-- start MATERIAL PROVIDED --

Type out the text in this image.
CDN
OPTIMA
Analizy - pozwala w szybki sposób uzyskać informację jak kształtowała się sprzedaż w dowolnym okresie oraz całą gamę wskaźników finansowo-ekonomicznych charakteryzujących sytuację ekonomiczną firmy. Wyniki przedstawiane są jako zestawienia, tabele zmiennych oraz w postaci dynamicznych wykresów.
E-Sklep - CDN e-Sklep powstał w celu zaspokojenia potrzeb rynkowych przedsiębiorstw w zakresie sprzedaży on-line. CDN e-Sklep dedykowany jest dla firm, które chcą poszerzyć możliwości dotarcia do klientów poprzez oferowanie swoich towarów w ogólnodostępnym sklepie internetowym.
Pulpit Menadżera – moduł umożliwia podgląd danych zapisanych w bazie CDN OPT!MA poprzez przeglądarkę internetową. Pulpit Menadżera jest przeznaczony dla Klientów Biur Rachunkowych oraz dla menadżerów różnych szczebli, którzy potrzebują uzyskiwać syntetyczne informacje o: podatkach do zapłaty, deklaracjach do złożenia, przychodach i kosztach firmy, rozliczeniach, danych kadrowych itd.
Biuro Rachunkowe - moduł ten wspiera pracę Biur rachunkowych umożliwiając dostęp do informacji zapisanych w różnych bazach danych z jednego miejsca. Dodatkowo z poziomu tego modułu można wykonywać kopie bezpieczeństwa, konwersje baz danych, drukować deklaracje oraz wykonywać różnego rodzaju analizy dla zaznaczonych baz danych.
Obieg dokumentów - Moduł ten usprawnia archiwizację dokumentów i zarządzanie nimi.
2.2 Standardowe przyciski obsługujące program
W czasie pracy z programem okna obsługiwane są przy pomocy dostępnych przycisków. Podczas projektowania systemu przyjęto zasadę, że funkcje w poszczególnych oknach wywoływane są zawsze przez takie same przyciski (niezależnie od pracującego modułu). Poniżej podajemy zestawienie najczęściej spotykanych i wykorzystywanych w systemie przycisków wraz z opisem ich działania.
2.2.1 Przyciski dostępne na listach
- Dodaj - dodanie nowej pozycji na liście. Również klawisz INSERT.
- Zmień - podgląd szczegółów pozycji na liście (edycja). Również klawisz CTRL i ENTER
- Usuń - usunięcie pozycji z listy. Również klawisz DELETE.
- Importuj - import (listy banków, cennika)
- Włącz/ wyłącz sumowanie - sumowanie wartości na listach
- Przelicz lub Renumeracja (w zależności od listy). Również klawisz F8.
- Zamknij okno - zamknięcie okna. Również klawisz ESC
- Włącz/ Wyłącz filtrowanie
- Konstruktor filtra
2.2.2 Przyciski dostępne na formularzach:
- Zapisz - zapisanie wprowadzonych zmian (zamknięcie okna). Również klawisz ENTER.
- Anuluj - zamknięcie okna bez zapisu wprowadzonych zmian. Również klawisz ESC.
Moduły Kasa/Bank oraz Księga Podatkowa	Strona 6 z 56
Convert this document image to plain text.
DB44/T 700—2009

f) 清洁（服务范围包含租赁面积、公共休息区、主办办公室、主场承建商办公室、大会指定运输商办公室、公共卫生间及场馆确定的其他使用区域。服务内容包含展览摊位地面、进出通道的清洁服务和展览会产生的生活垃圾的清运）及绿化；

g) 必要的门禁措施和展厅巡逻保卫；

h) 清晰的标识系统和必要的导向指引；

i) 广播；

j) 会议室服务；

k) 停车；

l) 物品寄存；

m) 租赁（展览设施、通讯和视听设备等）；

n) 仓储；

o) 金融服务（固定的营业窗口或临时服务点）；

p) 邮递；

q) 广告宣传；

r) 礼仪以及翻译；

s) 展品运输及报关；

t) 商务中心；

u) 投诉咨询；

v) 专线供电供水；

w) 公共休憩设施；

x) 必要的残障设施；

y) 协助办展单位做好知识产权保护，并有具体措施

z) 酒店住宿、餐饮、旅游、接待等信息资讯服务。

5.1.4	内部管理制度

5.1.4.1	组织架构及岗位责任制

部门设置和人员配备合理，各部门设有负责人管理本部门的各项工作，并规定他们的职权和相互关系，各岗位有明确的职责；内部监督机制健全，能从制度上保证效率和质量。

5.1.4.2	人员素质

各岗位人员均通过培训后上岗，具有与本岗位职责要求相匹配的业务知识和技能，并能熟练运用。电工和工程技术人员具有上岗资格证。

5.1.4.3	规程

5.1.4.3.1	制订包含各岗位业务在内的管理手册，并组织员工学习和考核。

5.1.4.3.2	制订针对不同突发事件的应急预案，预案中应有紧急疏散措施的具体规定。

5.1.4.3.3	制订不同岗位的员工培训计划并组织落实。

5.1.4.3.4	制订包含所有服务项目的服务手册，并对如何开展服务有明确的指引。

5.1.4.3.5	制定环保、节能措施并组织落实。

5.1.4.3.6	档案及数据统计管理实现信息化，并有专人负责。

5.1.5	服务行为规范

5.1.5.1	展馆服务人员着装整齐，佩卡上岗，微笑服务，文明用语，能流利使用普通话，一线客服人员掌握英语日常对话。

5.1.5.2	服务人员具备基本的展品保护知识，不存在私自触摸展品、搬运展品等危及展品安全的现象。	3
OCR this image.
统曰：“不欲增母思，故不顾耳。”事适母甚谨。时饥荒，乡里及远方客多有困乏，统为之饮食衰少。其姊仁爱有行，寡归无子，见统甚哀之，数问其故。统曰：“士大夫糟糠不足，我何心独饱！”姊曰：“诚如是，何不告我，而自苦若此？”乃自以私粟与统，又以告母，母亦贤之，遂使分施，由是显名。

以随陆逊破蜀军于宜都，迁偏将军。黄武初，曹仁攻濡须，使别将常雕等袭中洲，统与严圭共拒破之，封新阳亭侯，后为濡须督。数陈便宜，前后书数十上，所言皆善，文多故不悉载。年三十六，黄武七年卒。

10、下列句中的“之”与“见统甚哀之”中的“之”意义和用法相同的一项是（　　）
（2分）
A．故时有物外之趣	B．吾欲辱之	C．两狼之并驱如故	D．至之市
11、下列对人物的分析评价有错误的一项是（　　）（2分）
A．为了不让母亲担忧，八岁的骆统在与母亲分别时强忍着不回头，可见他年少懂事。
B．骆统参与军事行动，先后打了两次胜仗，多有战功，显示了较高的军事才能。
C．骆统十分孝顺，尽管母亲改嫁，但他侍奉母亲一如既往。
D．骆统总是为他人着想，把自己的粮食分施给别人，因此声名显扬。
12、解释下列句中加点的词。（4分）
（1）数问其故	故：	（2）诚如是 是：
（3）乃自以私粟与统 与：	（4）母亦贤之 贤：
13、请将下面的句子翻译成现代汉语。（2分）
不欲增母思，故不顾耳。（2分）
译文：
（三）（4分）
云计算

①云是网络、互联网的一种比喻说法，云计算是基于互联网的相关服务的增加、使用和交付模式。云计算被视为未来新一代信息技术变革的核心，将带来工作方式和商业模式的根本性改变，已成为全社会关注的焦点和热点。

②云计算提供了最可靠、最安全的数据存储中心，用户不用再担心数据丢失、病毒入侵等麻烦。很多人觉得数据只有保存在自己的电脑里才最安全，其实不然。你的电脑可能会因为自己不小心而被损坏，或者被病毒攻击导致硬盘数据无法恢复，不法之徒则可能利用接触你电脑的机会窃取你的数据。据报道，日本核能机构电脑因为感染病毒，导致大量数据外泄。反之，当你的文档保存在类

-- end MATERIAL PROVIDED --

## WRITTEN EXERCISE
Search the entries for the word "zamknięcie", then gather every line that has it.

## REPLY
- Zamknij okno - zamknięcie okna. Również klawisz ESC
- Zapisz - zapisanie wprowadzonych zmian (zamknięcie okna). Również klawisz ENTER.
- Anuluj - zamknięcie okna bez zapisu wprowadzonych zmian. Również klawisz ESC.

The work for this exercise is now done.